■ DATASET ENTRIES:
-- Begin --
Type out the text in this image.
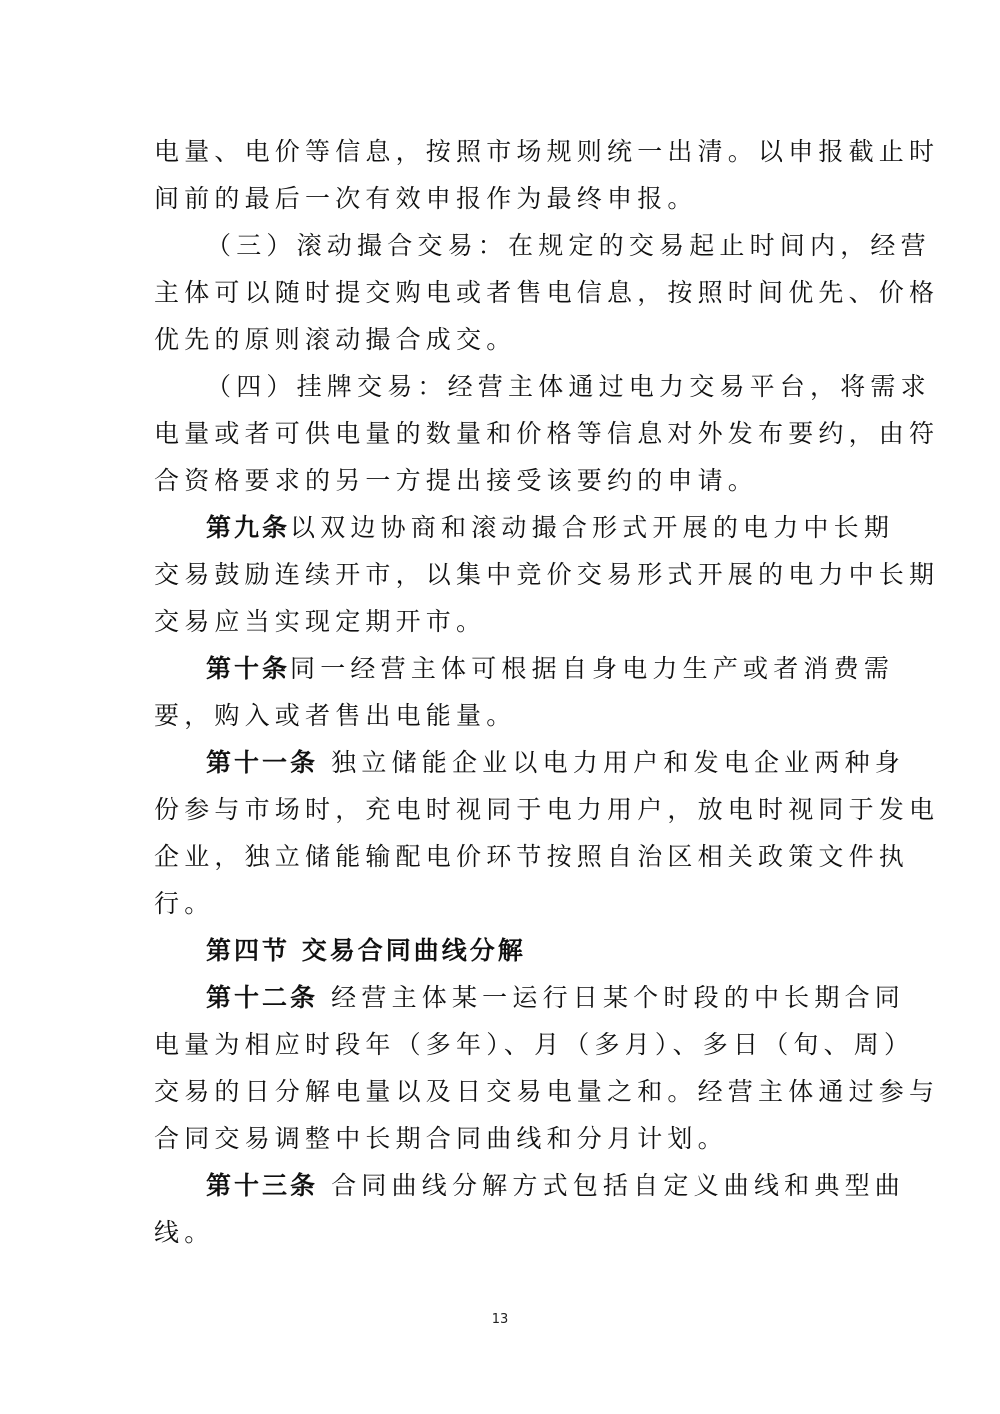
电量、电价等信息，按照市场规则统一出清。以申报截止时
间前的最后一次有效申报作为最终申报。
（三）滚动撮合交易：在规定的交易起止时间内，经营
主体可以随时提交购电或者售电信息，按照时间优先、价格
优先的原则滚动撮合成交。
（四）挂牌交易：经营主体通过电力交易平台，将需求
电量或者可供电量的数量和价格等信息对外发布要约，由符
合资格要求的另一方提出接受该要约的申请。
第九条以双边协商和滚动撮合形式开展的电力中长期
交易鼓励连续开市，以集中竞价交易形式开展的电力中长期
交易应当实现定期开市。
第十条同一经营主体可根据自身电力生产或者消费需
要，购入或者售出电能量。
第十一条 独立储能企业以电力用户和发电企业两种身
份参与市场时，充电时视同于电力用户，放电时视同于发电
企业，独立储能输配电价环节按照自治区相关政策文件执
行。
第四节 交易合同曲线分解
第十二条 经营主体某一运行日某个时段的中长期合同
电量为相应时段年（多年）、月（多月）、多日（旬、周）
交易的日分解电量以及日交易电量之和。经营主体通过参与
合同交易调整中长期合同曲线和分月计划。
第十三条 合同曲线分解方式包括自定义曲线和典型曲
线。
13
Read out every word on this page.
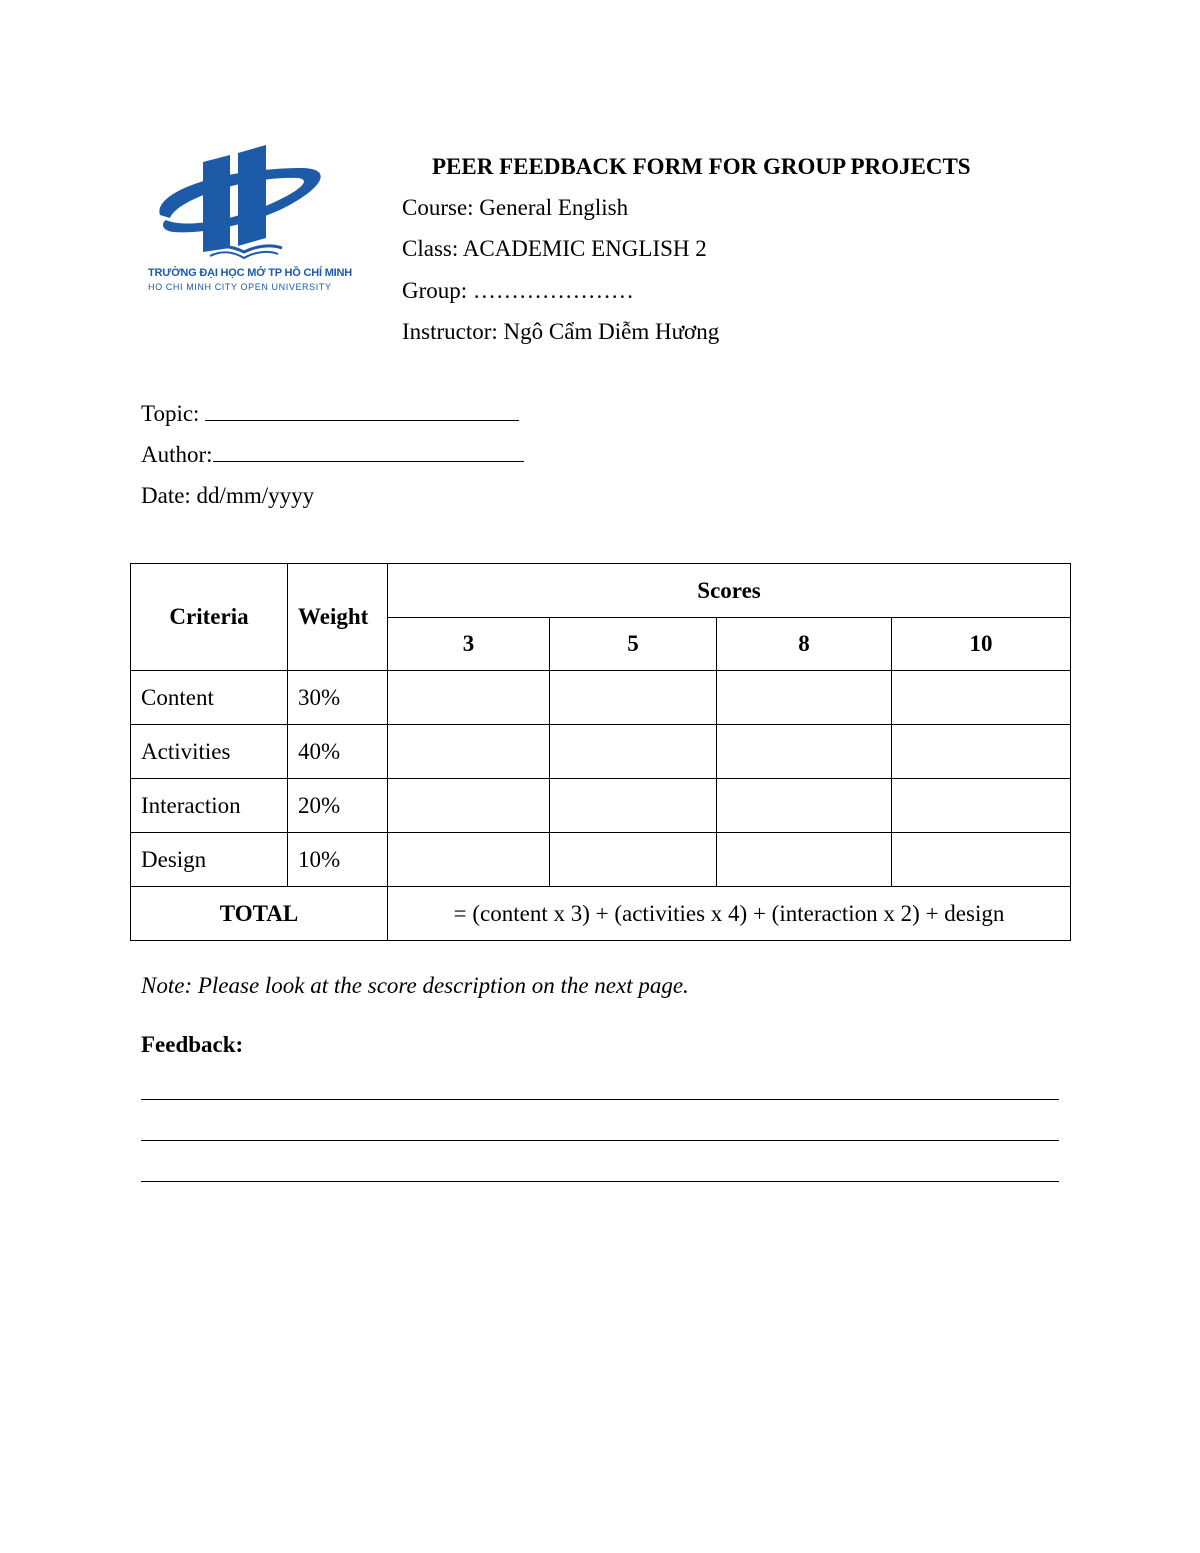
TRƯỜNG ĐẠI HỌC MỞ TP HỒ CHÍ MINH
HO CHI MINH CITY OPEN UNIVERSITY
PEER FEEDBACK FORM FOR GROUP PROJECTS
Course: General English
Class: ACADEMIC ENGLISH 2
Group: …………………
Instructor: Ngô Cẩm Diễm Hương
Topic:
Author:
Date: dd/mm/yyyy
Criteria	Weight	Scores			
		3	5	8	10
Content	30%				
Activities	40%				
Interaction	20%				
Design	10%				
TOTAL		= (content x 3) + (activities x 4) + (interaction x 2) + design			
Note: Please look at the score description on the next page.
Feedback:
-- End --
■ TASK STATEMENT: Filter the records above for "this" and copy every matching line.

■ CORRECT ANSWER:
Type out the text in this image.
Read out every word on this page.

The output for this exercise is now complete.